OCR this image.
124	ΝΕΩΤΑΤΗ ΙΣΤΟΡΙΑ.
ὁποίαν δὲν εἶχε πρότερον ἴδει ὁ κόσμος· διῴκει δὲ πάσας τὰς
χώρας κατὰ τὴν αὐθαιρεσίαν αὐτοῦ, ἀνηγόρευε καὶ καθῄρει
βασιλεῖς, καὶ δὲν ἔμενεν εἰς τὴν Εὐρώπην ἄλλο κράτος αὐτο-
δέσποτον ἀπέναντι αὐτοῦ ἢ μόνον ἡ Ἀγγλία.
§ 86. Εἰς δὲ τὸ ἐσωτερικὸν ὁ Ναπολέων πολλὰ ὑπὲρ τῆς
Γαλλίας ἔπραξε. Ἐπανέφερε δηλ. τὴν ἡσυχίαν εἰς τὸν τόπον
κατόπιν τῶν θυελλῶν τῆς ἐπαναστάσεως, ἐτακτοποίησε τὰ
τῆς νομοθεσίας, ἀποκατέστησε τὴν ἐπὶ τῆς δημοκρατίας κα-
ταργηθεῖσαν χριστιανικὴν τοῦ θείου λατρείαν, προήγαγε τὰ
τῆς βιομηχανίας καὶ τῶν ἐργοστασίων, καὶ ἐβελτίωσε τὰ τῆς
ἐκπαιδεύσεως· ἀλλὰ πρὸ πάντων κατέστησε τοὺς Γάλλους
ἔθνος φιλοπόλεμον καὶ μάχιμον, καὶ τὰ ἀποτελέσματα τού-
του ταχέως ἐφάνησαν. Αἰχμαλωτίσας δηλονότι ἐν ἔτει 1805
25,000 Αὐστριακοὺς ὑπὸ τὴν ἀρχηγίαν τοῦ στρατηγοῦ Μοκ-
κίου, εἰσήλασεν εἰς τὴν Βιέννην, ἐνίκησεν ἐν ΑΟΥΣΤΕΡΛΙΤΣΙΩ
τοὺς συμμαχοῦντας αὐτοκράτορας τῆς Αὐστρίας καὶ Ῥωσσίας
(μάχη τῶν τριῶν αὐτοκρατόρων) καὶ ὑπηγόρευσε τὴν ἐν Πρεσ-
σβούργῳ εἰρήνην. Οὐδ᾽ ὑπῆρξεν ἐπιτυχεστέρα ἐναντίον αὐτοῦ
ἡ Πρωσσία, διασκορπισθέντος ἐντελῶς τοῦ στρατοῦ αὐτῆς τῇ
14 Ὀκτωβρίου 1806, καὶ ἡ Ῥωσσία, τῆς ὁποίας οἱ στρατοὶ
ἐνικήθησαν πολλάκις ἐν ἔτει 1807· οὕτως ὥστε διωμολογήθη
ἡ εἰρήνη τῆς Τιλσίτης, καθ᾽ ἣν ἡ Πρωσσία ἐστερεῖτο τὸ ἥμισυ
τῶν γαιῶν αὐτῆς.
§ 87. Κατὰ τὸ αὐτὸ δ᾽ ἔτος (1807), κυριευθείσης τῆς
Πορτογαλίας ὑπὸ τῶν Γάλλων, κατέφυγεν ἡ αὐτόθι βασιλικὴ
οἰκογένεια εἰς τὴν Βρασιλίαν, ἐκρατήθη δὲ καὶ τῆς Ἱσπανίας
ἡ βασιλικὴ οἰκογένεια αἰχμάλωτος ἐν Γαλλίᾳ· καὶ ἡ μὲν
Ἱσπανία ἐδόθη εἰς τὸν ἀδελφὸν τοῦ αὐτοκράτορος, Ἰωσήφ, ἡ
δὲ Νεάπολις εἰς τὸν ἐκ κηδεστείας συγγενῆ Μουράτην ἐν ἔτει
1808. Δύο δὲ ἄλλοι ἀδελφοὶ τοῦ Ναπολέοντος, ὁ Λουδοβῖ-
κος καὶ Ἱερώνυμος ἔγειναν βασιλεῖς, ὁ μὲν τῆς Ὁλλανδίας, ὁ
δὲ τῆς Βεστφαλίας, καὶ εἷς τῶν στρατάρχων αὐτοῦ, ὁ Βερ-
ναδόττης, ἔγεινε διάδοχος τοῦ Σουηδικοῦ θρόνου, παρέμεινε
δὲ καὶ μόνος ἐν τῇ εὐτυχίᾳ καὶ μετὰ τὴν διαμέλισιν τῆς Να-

[OBJECTIVE]:
Above are the entries; count how many of their lines contain the word "αὐτῆς" and give only that number.

[TASK ANSWER]:
2